### Aufgaben
(a) Gib aus dem Text zum Schweinemarkt die Passage von "Jedoch ziehen auch" bis "unter Druck geraten." wortgetreu aus.
(b) Um wie viel Cent hat die VEZG laut dem Text zum Schweinemarkt die Preisnotierungen gesenkt?
(c) Prüfe, ob die folgenden Aussagen mit dem Text zum Schweinemarkt übereinstimmen. Antworte jeweils mit Ja oder Nein und zitiere die entscheidenden Worte des Textes wörtlich. (i) Im Süden ist die Lage angespannter als im Norden. (ii) Einige Schlachtbetriebe fahren ihre Produktion um bis zu 40 % zurück. (iii) Die Ferkelnotierungen sind zuletzt deutlich gesunken.

### Textabschnitt
※
Die jüngsten Entwicklungen am deutschen Schweinemarkt werfen einige Herausforderungen auf. Die Vereinigung der Erzeugergemeinschaften für Vieh und Fleisch (VEZG) hat kürzlich die Preisnotierungen um 15 Cent auf 1,45 €/kg Schlachtgewicht gesenkt. Diese Entscheidung ist eine Reaktion darauf, dass das Angebot an lebenden Schweinen die Nachfrage insbesondere im Norden übersteigt. Im Süden hingegen bleibt die Lage entspannter.
Zahlreiche Schlachtunternehmen reduzieren ihre Produktion
Laut Marktberichten fahren einige Schlachtbetriebe ihre Produktionszahlen um bis zu 40% zurück. Diese Maßnahme erhöht den Druck auf den Markt zusätzlich und erschwert die Preisfindung. Die kühleren Temperaturen könnten zudem zu einem Anstieg der Schlachtzahlen führen, was den Preis weiter unter Druck setzt.
Ein weiteres Problem besteht in dem stagnierenden Fleischgeschäft. Der europäische Markt ist weiterhin mit Schweinefleisch übersättigt, und auch international sind Absatzwege blockiert. Dies führt dazu, dass sich der Handel schwer tut, neue Impulse zu setzen.
Ferkelmarkt zeigt noch Stabilität, aber dänische Konkurrenz wächst
Trotz der Herausforderungen im Schweinemarkt zeigt sich der Ferkelhandel derzeit stabiler. Die Geschäfte liefen in den letzten Tagen relativ ruhig ab, und in festen Geschäftsbeziehungen gibt es kaum Preisdiskussionen. Die Notierungen bleiben daher vorerst auf konstantem Niveau.
Jedoch ziehen auch hier Wolken auf: Freie Ferkel sind zunehmend schwieriger zu vermarkten. Ein Grund dafür ist der wachsende Einfluss günstiger dänischer Ferkel auf dem deutschen Markt, was den Vermarktungsaufwand erheblich erhöht.
Zusammengefasst steht die deutsche Schweinebranche vor einer Reihe von Herausforderungen. Während das Überangebot an Schweinen und die stagnierenden Fleischgeschäfte den Markt belasten, könnte der Ferkelmarkt durch externe Konkurrenz langfristig ebenfalls unter Druck geraten.
※
Quelldaten:
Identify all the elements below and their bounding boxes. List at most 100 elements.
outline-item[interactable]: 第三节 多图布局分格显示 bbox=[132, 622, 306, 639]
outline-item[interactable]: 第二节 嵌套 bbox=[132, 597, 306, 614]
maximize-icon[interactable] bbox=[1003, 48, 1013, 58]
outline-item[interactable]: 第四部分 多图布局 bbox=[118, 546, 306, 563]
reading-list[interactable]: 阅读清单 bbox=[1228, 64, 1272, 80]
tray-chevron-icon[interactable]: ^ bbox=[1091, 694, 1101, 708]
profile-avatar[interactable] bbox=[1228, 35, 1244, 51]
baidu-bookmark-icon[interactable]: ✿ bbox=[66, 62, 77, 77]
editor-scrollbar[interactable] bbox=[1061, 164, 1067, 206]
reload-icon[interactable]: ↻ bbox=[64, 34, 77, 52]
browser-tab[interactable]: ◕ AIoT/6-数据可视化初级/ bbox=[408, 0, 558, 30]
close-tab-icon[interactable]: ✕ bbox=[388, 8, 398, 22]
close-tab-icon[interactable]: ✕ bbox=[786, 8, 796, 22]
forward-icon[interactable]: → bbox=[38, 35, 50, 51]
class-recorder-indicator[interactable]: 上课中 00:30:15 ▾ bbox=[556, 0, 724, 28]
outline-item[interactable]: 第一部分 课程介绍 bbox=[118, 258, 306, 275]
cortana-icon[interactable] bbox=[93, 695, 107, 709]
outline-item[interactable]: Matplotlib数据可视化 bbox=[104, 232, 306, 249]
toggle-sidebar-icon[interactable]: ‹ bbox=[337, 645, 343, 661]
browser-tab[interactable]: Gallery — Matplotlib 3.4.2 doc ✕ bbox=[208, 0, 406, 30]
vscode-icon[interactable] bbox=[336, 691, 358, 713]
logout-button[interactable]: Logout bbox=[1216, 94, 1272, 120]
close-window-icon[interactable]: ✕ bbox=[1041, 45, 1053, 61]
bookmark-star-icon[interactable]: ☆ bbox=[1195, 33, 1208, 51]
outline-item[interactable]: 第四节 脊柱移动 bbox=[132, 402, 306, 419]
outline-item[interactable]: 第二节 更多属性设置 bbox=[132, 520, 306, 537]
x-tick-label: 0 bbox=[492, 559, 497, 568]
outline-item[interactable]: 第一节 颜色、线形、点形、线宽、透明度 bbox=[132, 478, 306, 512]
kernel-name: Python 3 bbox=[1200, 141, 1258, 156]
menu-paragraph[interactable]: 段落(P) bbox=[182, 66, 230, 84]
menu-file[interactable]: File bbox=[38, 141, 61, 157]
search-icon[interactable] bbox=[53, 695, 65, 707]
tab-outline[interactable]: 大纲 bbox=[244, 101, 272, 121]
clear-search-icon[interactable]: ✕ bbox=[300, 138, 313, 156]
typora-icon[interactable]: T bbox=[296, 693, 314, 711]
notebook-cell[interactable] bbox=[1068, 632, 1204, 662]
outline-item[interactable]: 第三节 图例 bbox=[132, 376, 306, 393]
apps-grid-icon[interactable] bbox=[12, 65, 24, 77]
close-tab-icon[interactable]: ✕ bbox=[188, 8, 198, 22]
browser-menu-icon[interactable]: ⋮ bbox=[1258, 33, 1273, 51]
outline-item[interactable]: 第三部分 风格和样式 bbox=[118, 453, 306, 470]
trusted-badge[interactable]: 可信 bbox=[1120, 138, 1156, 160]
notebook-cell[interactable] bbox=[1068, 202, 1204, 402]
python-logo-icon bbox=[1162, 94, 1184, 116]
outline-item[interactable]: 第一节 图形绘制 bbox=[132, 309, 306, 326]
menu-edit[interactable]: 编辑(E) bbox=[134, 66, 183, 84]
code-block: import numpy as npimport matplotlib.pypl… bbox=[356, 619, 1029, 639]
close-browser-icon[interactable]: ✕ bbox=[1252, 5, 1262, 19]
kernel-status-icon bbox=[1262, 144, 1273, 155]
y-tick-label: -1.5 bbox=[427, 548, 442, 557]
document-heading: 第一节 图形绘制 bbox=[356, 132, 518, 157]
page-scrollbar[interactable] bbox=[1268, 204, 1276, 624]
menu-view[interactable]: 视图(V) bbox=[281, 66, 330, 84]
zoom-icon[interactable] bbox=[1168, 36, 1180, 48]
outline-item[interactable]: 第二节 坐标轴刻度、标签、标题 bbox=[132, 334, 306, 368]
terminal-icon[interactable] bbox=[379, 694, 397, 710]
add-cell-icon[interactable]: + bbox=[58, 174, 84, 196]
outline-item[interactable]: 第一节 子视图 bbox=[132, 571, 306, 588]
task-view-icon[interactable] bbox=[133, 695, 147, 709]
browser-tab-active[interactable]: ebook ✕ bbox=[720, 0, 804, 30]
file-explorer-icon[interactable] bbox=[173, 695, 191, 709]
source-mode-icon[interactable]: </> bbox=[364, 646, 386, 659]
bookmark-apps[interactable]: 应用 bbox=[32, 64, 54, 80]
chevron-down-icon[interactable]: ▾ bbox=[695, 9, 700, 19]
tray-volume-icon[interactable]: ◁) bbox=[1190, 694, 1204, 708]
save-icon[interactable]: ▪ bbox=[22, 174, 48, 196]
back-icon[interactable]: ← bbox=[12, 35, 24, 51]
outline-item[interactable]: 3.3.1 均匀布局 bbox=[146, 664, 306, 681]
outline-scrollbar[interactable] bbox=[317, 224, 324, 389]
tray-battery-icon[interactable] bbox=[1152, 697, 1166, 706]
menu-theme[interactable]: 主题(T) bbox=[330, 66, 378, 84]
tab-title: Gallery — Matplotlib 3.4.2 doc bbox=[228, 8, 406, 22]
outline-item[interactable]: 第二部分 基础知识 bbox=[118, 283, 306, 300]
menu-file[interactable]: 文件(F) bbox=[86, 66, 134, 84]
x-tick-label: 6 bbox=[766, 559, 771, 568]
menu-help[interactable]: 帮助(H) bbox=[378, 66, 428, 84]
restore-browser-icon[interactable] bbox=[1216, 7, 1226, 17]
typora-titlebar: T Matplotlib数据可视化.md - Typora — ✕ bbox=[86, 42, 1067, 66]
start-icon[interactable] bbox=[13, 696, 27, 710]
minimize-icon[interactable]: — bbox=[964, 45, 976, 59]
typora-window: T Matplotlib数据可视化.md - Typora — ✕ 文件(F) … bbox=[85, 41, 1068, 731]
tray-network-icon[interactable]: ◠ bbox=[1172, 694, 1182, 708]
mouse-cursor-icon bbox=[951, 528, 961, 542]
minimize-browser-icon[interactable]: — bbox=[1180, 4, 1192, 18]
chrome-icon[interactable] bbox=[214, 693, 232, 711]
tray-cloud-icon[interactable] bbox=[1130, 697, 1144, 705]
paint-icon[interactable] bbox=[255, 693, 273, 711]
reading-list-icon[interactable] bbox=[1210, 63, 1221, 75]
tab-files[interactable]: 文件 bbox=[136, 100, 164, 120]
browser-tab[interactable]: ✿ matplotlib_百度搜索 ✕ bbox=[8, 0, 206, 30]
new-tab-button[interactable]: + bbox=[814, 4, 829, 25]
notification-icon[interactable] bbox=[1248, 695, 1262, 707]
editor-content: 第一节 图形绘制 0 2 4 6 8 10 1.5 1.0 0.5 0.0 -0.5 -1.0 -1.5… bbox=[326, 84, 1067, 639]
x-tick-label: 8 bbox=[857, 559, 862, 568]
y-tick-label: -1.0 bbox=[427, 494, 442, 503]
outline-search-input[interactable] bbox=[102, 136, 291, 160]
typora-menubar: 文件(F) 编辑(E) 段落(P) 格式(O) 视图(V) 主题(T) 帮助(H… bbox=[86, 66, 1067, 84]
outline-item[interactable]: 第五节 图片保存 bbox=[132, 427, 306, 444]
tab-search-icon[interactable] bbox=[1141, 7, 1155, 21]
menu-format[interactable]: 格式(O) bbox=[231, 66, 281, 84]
※
### Antworten je Aufgabe
(a)
Jedoch ziehen auch hier Wolken auf: Freie Ferkel sind zunehmend schwieriger zu vermarkten. Ein Grund dafür ist der wachsende Einfluss günstiger dänischer Ferkel auf dem deutschen Markt, was den Vermarktungsaufwand erheblich erhöht.
Zusammengefasst steht die deutsche Schweinebranche vor einer Reihe von Herausforderungen. Während das Überangebot an Schweinen und die stagnierenden Fleischgeschäfte den Markt belasten, könnte der Ferkelmarkt durch externe Konkurrenz langfristig ebenfalls unter Druck geraten.

(b) Um 15 Cent, auf 1,45 €/kg Schlachtgewicht.

(c)
(i) Nein: "Im Süden hingegen bleibt die Lage entspannter."
(ii) Ja: "fahren einige Schlachtbetriebe ihre Produktionszahlen um bis zu 40% zurück"
(iii) Nein: "Die Notierungen bleiben daher vorerst auf konstantem Niveau."